### EXERCISE INSTRUCTIONS
Give the number of lines in the data that hold the string "coin". Nothing else is needed.

--*--

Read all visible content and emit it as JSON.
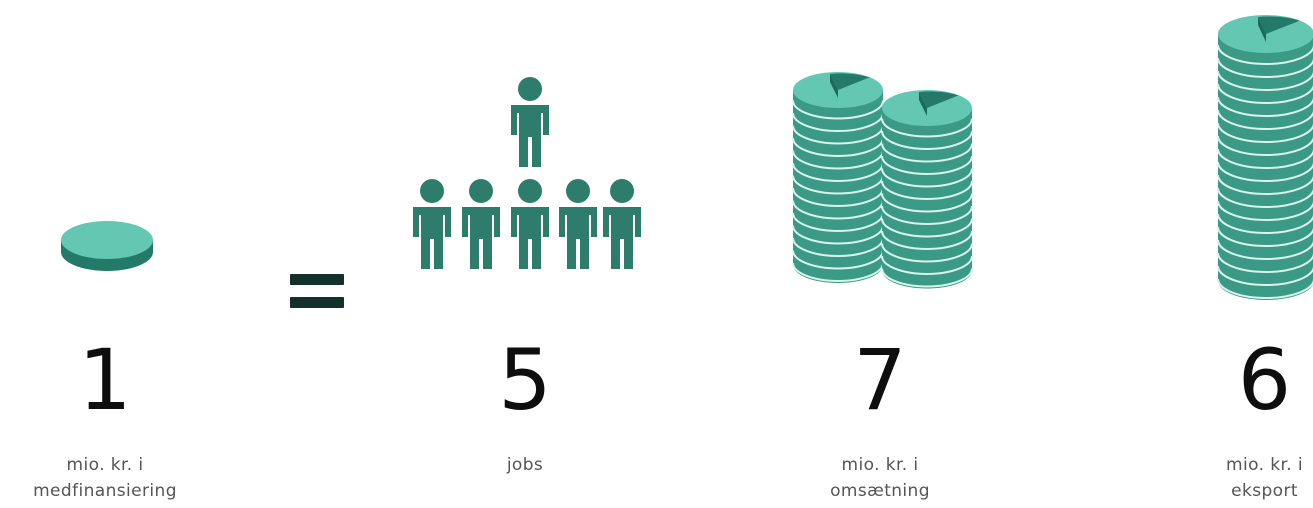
{
  "colors": {
    "teal": "#3a9a86",
    "teal_dark": "#237a69",
    "teal_top": "#63c7b2",
    "person": "#2e7d6c",
    "equals": "#14302a"
  },
  "items": [
    {
      "icon": "single-coin-icon",
      "number": "1",
      "line1": "mio. kr. i",
      "line2": "medfinansiering"
    },
    {
      "icon": "people-jobs-icon",
      "number": "5",
      "line1": "jobs",
      "line2": ""
    },
    {
      "icon": "coin-stacks-icon",
      "number": "7",
      "line1": "mio. kr. i",
      "line2": "omsætning"
    },
    {
      "icon": "coin-stack-icon",
      "number": "6",
      "line1": "mio. kr. i",
      "line2": "eksport"
    }
  ],
  "equals_icon": "equals-icon"
}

--*--

### SOLUTION
3